begin Records to use

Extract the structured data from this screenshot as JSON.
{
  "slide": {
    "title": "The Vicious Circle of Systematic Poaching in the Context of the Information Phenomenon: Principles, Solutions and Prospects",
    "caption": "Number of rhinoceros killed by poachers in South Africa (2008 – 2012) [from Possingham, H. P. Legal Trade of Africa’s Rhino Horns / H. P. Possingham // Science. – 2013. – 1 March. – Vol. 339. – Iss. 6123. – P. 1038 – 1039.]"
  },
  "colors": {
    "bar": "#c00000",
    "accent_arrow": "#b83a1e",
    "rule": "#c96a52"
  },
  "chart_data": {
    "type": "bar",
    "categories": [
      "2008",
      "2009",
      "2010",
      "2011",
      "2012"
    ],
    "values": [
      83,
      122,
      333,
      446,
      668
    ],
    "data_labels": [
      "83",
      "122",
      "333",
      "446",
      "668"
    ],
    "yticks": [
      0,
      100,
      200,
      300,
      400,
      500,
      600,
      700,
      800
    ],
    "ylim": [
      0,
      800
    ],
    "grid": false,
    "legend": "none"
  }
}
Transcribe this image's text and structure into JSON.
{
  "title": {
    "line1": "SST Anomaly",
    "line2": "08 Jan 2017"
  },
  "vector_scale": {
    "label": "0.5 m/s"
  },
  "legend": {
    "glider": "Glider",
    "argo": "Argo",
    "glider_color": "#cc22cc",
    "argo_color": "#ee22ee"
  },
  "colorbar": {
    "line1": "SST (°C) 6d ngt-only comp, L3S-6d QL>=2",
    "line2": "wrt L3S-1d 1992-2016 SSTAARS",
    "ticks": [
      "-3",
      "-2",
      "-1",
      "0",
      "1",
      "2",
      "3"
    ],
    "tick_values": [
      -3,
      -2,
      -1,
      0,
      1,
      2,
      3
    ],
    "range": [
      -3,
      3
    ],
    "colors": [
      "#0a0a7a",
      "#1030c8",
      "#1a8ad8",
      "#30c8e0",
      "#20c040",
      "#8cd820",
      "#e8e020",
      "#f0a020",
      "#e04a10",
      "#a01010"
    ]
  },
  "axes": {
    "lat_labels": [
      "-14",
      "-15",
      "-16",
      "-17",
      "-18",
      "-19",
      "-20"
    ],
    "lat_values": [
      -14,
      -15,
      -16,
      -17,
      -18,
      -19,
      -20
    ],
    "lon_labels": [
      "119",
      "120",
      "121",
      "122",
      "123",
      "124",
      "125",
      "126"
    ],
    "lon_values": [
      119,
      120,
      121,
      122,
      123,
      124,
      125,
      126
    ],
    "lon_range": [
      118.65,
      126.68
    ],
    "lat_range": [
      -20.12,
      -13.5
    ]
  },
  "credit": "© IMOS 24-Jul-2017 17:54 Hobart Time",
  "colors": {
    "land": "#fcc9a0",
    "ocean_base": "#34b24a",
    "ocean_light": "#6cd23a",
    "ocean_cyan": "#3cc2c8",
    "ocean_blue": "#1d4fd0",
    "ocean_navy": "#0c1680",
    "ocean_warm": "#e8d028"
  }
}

end Records to use

▶ [Work to complete]: Copy the material above, line for line.

▶ [Correct result]:
Extract the structured data from this screenshot as JSON.
{
  "slide": {
    "title": "The Vicious Circle of Systematic Poaching in the Context of the Information Phenomenon: Principles, Solutions and Prospects",
    "caption": "Number of rhinoceros killed by poachers in South Africa (2008 – 2012) [from Possingham, H. P. Legal Trade of Africa’s Rhino Horns / H. P. Possingham // Science. – 2013. – 1 March. – Vol. 339. – Iss. 6123. – P. 1038 – 1039.]"
  },
  "colors": {
    "bar": "#c00000",
    "accent_arrow": "#b83a1e",
    "rule": "#c96a52"
  },
  "chart_data": {
    "type": "bar",
    "categories": [
      "2008",
      "2009",
      "2010",
      "2011",
      "2012"
    ],
    "values": [
      83,
      122,
      333,
      446,
      668
    ],
    "data_labels": [
      "83",
      "122",
      "333",
      "446",
      "668"
    ],
    "yticks": [
      0,
      100,
      200,
      300,
      400,
      500,
      600,
      700,
      800
    ],
    "ylim": [
      0,
      800
    ],
    "grid": false,
    "legend": "none"
  }
}
Transcribe this image's text and structure into JSON.
{
  "title": {
    "line1": "SST Anomaly",
    "line2": "08 Jan 2017"
  },
  "vector_scale": {
    "label": "0.5 m/s"
  },
  "legend": {
    "glider": "Glider",
    "argo": "Argo",
    "glider_color": "#cc22cc",
    "argo_color": "#ee22ee"
  },
  "colorbar": {
    "line1": "SST (°C) 6d ngt-only comp, L3S-6d QL>=2",
    "line2": "wrt L3S-1d 1992-2016 SSTAARS",
    "ticks": [
      "-3",
      "-2",
      "-1",
      "0",
      "1",
      "2",
      "3"
    ],
    "tick_values": [
      -3,
      -2,
      -1,
      0,
      1,
      2,
      3
    ],
    "range": [
      -3,
      3
    ],
    "colors": [
      "#0a0a7a",
      "#1030c8",
      "#1a8ad8",
      "#30c8e0",
      "#20c040",
      "#8cd820",
      "#e8e020",
      "#f0a020",
      "#e04a10",
      "#a01010"
    ]
  },
  "axes": {
    "lat_labels": [
      "-14",
      "-15",
      "-16",
      "-17",
      "-18",
      "-19",
      "-20"
    ],
    "lat_values": [
      -14,
      -15,
      -16,
      -17,
      -18,
      -19,
      -20
    ],
    "lon_labels": [
      "119",
      "120",
      "121",
      "122",
      "123",
      "124",
      "125",
      "126"
    ],
    "lon_values": [
      119,
      120,
      121,
      122,
      123,
      124,
      125,
      126
    ],
    "lon_range": [
      118.65,
      126.68
    ],
    "lat_range": [
      -20.12,
      -13.5
    ]
  },
  "credit": "© IMOS 24-Jul-2017 17:54 Hobart Time",
  "colors": {
    "land": "#fcc9a0",
    "ocean_base": "#34b24a",
    "ocean_light": "#6cd23a",
    "ocean_cyan": "#3cc2c8",
    "ocean_blue": "#1d4fd0",
    "ocean_navy": "#0c1680",
    "ocean_warm": "#e8d028"
  }
}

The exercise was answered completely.